Copy out all lines where "name" appears.

------

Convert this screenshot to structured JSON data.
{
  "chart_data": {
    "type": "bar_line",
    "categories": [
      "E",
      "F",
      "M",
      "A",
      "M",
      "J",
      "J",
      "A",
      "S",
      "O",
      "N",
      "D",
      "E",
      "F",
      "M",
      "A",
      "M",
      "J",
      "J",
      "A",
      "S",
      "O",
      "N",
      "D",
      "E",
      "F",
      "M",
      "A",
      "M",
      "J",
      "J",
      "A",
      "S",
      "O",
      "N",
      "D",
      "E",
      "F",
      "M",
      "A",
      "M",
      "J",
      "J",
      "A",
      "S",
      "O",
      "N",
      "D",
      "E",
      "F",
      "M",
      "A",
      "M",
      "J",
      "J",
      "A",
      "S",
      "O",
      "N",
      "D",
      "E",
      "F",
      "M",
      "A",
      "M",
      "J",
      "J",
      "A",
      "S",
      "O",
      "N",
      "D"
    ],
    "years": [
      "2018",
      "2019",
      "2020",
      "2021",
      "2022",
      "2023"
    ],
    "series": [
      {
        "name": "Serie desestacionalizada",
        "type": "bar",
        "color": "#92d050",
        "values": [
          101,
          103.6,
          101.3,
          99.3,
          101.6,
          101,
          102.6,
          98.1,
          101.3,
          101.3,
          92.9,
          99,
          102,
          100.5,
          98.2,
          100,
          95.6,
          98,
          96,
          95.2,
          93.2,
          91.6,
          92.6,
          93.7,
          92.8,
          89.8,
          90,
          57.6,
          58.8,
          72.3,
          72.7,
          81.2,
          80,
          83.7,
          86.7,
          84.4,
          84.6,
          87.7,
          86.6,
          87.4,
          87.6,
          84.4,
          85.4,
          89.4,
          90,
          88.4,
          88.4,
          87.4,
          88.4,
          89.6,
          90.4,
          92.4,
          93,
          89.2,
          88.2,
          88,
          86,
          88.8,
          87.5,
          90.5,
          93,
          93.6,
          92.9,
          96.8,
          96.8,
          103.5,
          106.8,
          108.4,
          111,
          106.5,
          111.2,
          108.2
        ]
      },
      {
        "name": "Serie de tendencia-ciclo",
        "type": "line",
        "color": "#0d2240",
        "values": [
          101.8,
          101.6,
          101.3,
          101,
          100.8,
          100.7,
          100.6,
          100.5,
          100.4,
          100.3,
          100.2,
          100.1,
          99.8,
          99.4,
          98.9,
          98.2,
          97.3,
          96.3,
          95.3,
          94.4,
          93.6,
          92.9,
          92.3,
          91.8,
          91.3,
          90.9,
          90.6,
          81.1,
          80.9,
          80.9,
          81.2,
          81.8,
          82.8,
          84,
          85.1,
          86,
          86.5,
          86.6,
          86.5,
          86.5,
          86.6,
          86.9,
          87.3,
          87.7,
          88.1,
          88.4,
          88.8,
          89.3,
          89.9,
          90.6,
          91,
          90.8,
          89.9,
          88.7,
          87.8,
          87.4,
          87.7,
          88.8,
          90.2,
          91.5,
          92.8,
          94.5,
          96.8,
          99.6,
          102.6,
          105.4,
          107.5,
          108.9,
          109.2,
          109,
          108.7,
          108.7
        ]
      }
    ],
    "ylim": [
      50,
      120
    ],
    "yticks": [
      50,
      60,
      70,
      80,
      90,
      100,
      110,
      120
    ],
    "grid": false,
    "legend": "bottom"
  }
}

------

§ RESPONSE TO THIS EXERCISE
        "name": "Serie desestacionalizada",
        "name": "Serie de tendencia-ciclo",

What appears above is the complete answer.